■ **Records supplied**
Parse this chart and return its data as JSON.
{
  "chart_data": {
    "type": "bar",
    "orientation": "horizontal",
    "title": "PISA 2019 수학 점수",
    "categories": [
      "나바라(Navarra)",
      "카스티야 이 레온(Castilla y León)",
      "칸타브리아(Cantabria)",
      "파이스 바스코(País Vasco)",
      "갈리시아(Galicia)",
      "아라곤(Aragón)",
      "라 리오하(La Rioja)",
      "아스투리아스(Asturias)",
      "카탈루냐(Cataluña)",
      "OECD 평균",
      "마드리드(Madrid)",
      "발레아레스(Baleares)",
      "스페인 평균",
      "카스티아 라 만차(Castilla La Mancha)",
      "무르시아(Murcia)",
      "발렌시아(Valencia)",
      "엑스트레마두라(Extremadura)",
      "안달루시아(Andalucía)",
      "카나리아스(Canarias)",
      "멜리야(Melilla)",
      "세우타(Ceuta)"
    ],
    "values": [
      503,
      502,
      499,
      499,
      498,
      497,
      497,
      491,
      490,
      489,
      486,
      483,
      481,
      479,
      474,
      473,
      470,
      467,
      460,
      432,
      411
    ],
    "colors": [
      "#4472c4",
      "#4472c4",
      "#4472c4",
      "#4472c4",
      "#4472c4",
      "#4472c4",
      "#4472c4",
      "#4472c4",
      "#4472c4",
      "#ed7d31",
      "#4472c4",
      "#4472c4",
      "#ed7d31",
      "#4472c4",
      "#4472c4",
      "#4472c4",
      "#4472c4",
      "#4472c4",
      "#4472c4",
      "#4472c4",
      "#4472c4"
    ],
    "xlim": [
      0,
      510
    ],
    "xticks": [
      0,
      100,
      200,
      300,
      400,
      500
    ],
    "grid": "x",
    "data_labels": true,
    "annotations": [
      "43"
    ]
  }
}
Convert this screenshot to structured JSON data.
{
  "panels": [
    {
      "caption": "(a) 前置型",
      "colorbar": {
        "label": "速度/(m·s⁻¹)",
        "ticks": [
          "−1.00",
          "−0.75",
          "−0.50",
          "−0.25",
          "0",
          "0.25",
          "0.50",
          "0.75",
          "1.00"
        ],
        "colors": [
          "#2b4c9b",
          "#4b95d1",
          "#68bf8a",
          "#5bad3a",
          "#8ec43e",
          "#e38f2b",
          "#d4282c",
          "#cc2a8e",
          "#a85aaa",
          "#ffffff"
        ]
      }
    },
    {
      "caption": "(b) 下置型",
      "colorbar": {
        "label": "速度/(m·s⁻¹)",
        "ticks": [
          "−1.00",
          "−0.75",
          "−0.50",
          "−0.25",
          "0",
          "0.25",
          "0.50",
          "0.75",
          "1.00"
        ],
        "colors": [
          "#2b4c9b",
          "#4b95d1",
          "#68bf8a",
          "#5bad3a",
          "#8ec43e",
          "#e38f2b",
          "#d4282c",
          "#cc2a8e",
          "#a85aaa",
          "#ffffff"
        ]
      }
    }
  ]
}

* * *

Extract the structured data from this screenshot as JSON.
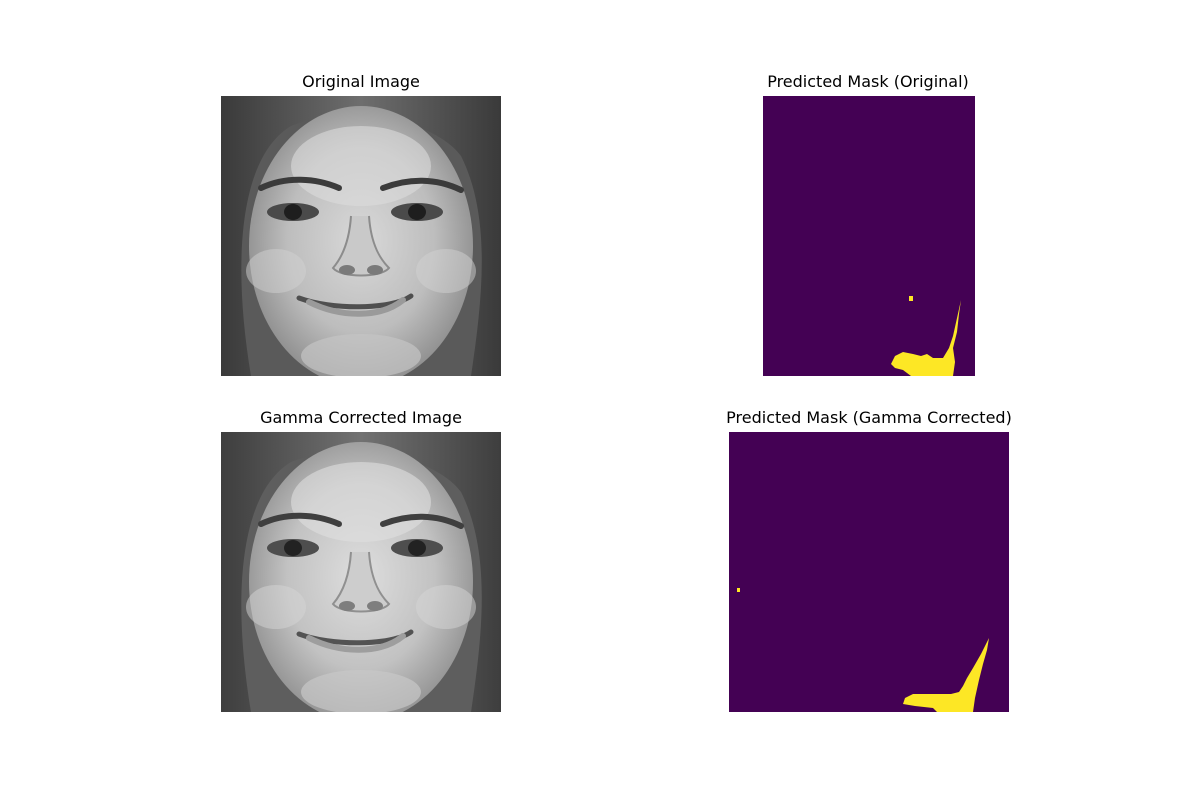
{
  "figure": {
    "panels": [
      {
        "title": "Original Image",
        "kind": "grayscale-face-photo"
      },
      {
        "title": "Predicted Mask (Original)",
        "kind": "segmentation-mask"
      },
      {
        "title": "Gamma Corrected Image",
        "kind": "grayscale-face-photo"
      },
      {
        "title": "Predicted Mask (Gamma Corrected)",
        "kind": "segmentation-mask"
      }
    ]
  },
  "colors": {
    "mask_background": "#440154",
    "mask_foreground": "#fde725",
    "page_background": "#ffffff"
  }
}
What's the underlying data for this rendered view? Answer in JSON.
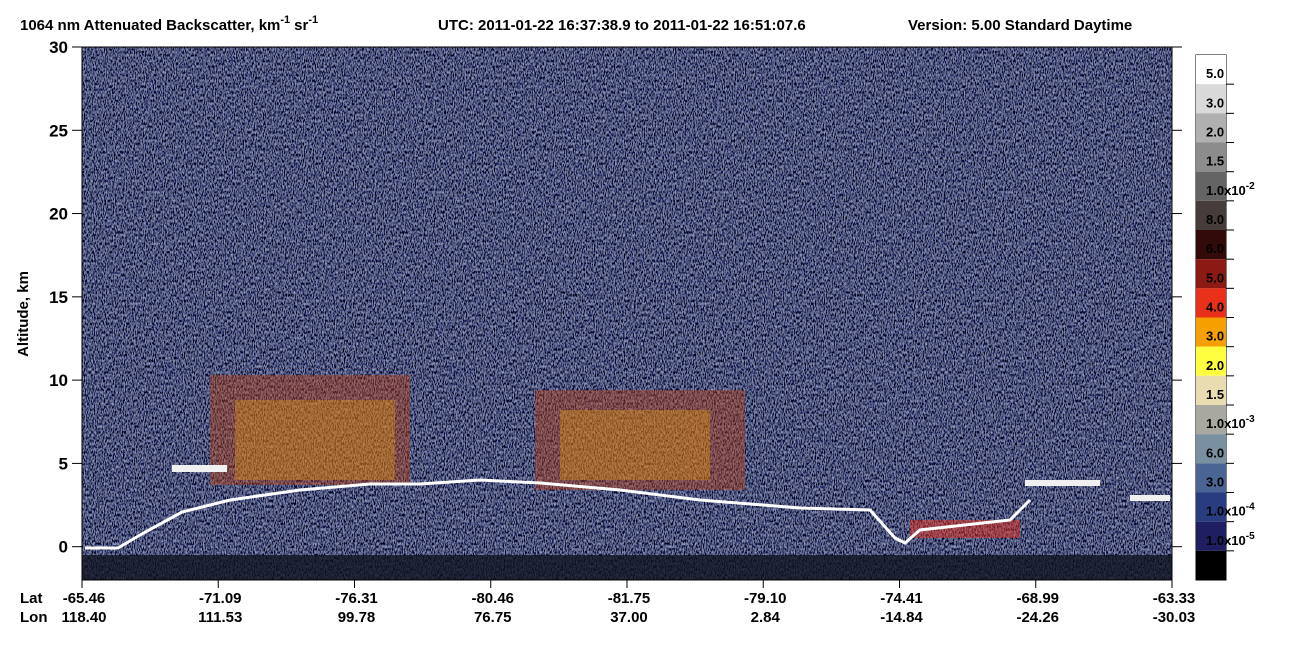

--

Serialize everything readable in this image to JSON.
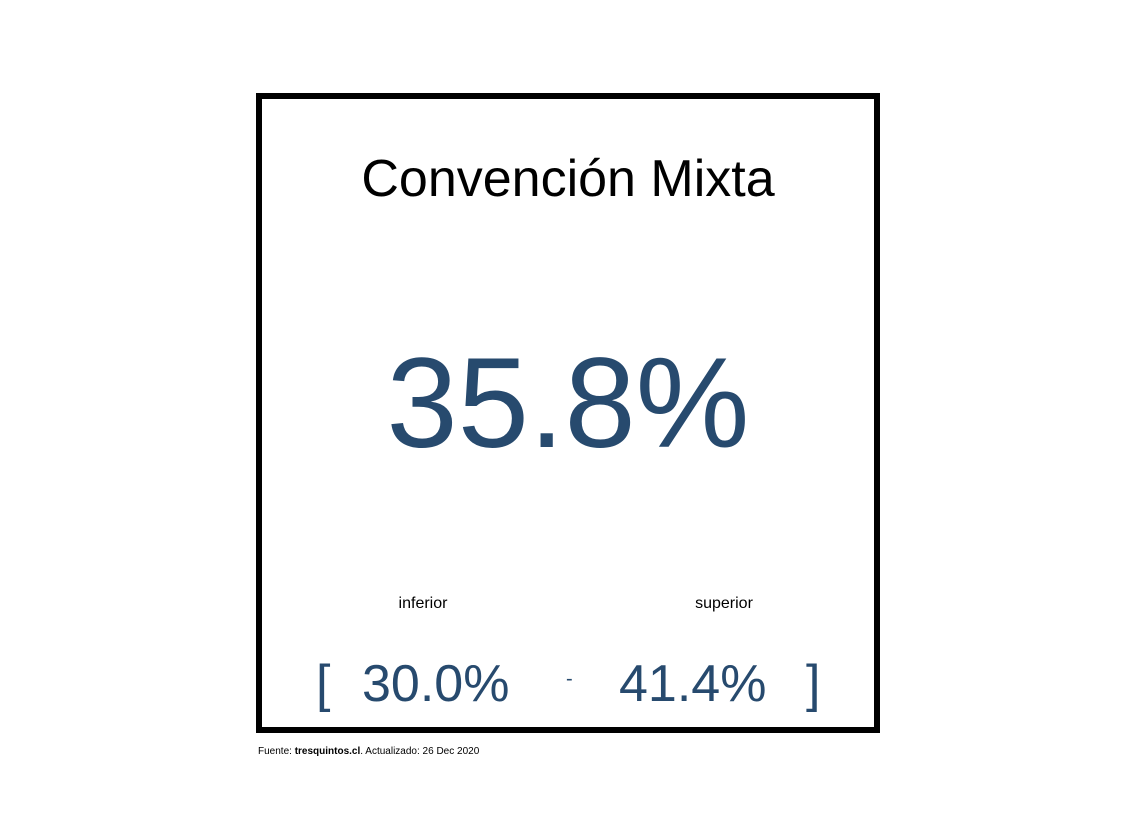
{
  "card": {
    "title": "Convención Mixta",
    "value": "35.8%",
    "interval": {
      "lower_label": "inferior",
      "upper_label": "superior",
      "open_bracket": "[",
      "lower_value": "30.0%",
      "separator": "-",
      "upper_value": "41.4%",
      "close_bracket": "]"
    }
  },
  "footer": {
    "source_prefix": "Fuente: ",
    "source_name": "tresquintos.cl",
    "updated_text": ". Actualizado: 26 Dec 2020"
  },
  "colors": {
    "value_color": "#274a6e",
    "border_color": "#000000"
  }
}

■ **Task goal**
Copy out only the lines from the one containing "Extract the structured" through the one containing "What's the underlying", exactly, with both ends. Any picture is left out.

■ **The result**
Extract the structured data from this screenshot as JSON.
{
  "figure": {
    "panels": [
      {
        "title": "Original Image",
        "kind": "grayscale-face-photo"
      },
      {
        "title": "Predicted Mask (Original)",
        "kind": "segmentation-mask"
      },
      {
        "title": "Gamma Corrected Image",
        "kind": "grayscale-face-photo"
      },
      {
        "title": "Predicted Mask (Gamma Corrected)",
        "kind": "segmentation-mask"
      }
    ]
  },
  "colors": {
    "mask_background": "#440154",
    "mask_foreground": "#fde725",
    "page_background": "#ffffff"
  }
}
What's the underlying data for this rendered view? Answer in JSON.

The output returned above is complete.